Exercise goal ->
Output the records. Match them exactly.

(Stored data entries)

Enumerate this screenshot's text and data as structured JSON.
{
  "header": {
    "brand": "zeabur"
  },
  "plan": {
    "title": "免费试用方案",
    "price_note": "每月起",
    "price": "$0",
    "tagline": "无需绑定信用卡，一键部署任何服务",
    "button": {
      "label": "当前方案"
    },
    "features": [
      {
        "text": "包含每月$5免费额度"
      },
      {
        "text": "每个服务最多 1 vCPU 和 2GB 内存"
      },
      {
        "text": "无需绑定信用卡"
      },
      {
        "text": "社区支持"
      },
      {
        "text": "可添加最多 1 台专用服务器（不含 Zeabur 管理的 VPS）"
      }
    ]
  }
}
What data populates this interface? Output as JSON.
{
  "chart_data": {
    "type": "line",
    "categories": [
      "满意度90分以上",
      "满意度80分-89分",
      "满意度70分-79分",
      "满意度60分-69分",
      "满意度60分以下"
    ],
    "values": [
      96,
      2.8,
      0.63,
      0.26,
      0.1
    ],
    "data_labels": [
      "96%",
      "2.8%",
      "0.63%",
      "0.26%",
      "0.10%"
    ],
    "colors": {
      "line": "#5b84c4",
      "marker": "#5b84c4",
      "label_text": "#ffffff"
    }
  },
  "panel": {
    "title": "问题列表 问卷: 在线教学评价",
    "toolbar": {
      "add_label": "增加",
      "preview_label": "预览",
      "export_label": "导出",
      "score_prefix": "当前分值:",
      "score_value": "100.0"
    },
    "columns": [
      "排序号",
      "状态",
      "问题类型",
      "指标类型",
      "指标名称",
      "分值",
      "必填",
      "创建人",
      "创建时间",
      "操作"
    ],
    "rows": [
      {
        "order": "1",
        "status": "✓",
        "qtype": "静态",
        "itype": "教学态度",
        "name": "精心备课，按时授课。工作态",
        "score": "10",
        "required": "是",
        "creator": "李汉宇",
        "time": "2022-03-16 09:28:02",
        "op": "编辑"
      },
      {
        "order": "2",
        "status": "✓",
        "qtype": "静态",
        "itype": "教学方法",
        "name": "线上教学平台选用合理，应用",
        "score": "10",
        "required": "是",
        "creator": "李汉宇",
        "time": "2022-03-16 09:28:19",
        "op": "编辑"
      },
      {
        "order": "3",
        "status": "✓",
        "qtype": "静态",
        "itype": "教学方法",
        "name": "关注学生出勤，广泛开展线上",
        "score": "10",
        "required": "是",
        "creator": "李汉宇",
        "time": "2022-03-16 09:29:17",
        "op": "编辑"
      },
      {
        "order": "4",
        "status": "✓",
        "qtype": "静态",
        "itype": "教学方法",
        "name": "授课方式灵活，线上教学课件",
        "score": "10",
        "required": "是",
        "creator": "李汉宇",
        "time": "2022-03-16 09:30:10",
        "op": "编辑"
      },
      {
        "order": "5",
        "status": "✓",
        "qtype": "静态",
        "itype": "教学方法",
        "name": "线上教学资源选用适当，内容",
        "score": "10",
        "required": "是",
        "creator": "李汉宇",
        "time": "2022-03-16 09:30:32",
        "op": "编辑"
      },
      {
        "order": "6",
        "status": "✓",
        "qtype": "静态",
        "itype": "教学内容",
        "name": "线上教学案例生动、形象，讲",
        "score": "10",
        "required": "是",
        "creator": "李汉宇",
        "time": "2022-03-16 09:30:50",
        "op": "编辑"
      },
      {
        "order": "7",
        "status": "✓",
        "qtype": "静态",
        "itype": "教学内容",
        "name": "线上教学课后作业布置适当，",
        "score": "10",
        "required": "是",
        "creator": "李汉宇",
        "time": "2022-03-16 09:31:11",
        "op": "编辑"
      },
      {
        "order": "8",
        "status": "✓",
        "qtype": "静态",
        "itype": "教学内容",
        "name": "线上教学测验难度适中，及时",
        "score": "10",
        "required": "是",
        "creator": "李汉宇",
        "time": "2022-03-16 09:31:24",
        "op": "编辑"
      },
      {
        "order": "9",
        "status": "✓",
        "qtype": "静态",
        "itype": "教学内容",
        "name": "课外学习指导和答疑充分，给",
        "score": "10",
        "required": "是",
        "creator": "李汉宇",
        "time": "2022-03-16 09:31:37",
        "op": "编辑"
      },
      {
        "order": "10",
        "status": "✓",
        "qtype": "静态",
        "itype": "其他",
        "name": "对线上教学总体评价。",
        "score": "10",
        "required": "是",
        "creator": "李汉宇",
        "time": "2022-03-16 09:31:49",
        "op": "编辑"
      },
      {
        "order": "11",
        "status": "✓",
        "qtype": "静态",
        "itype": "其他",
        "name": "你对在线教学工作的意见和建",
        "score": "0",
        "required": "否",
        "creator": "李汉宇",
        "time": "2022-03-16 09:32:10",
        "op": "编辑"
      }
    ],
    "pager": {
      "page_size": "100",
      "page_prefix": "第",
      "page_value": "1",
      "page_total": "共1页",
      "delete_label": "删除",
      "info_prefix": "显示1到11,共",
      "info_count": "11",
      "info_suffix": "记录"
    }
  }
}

The completed task ->
Enumerate this screenshot's text and data as structured JSON.
{
  "header": {
    "brand": "zeabur"
  },
  "plan": {
    "title": "免费试用方案",
    "price_note": "每月起",
    "price": "$0",
    "tagline": "无需绑定信用卡，一键部署任何服务",
    "button": {
      "label": "当前方案"
    },
    "features": [
      {
        "text": "包含每月$5免费额度"
      },
      {
        "text": "每个服务最多 1 vCPU 和 2GB 内存"
      },
      {
        "text": "无需绑定信用卡"
      },
      {
        "text": "社区支持"
      },
      {
        "text": "可添加最多 1 台专用服务器（不含 Zeabur 管理的 VPS）"
      }
    ]
  }
}
What data populates this interface? Output as JSON.
{
  "chart_data": {
    "type": "line",
    "categories": [
      "满意度90分以上",
      "满意度80分-89分",
      "满意度70分-79分",
      "满意度60分-69分",
      "满意度60分以下"
    ],
    "values": [
      96,
      2.8,
      0.63,
      0.26,
      0.1
    ],
    "data_labels": [
      "96%",
      "2.8%",
      "0.63%",
      "0.26%",
      "0.10%"
    ],
    "colors": {
      "line": "#5b84c4",
      "marker": "#5b84c4",
      "label_text": "#ffffff"
    }
  },
  "panel": {
    "title": "问题列表 问卷: 在线教学评价",
    "toolbar": {
      "add_label": "增加",
      "preview_label": "预览",
      "export_label": "导出",
      "score_prefix": "当前分值:",
      "score_value": "100.0"
    },
    "columns": [
      "排序号",
      "状态",
      "问题类型",
      "指标类型",
      "指标名称",
      "分值",
      "必填",
      "创建人",
      "创建时间",
      "操作"
    ],
    "rows": [
      {
        "order": "1",
        "status": "✓",
        "qtype": "静态",
        "itype": "教学态度",
        "name": "精心备课，按时授课。工作态",
        "score": "10",
        "required": "是",
        "creator": "李汉宇",
        "time": "2022-03-16 09:28:02",
        "op": "编辑"
      },
      {
        "order": "2",
        "status": "✓",
        "qtype": "静态",
        "itype": "教学方法",
        "name": "线上教学平台选用合理，应用",
        "score": "10",
        "required": "是",
        "creator": "李汉宇",
        "time": "2022-03-16 09:28:19",
        "op": "编辑"
      },
      {
        "order": "3",
        "status": "✓",
        "qtype": "静态",
        "itype": "教学方法",
        "name": "关注学生出勤，广泛开展线上",
        "score": "10",
        "required": "是",
        "creator": "李汉宇",
        "time": "2022-03-16 09:29:17",
        "op": "编辑"
      },
      {
        "order": "4",
        "status": "✓",
        "qtype": "静态",
        "itype": "教学方法",
        "name": "授课方式灵活，线上教学课件",
        "score": "10",
        "required": "是",
        "creator": "李汉宇",
        "time": "2022-03-16 09:30:10",
        "op": "编辑"
      },
      {
        "order": "5",
        "status": "✓",
        "qtype": "静态",
        "itype": "教学方法",
        "name": "线上教学资源选用适当，内容",
        "score": "10",
        "required": "是",
        "creator": "李汉宇",
        "time": "2022-03-16 09:30:32",
        "op": "编辑"
      },
      {
        "order": "6",
        "status": "✓",
        "qtype": "静态",
        "itype": "教学内容",
        "name": "线上教学案例生动、形象，讲",
        "score": "10",
        "required": "是",
        "creator": "李汉宇",
        "time": "2022-03-16 09:30:50",
        "op": "编辑"
      },
      {
        "order": "7",
        "status": "✓",
        "qtype": "静态",
        "itype": "教学内容",
        "name": "线上教学课后作业布置适当，",
        "score": "10",
        "required": "是",
        "creator": "李汉宇",
        "time": "2022-03-16 09:31:11",
        "op": "编辑"
      },
      {
        "order": "8",
        "status": "✓",
        "qtype": "静态",
        "itype": "教学内容",
        "name": "线上教学测验难度适中，及时",
        "score": "10",
        "required": "是",
        "creator": "李汉宇",
        "time": "2022-03-16 09:31:24",
        "op": "编辑"
      },
      {
        "order": "9",
        "status": "✓",
        "qtype": "静态",
        "itype": "教学内容",
        "name": "课外学习指导和答疑充分，给",
        "score": "10",
        "required": "是",
        "creator": "李汉宇",
        "time": "2022-03-16 09:31:37",
        "op": "编辑"
      },
      {
        "order": "10",
        "status": "✓",
        "qtype": "静态",
        "itype": "其他",
        "name": "对线上教学总体评价。",
        "score": "10",
        "required": "是",
        "creator": "李汉宇",
        "time": "2022-03-16 09:31:49",
        "op": "编辑"
      },
      {
        "order": "11",
        "status": "✓",
        "qtype": "静态",
        "itype": "其他",
        "name": "你对在线教学工作的意见和建",
        "score": "0",
        "required": "否",
        "creator": "李汉宇",
        "time": "2022-03-16 09:32:10",
        "op": "编辑"
      }
    ],
    "pager": {
      "page_size": "100",
      "page_prefix": "第",
      "page_value": "1",
      "page_total": "共1页",
      "delete_label": "删除",
      "info_prefix": "显示1到11,共",
      "info_count": "11",
      "info_suffix": "记录"
    }
  }
}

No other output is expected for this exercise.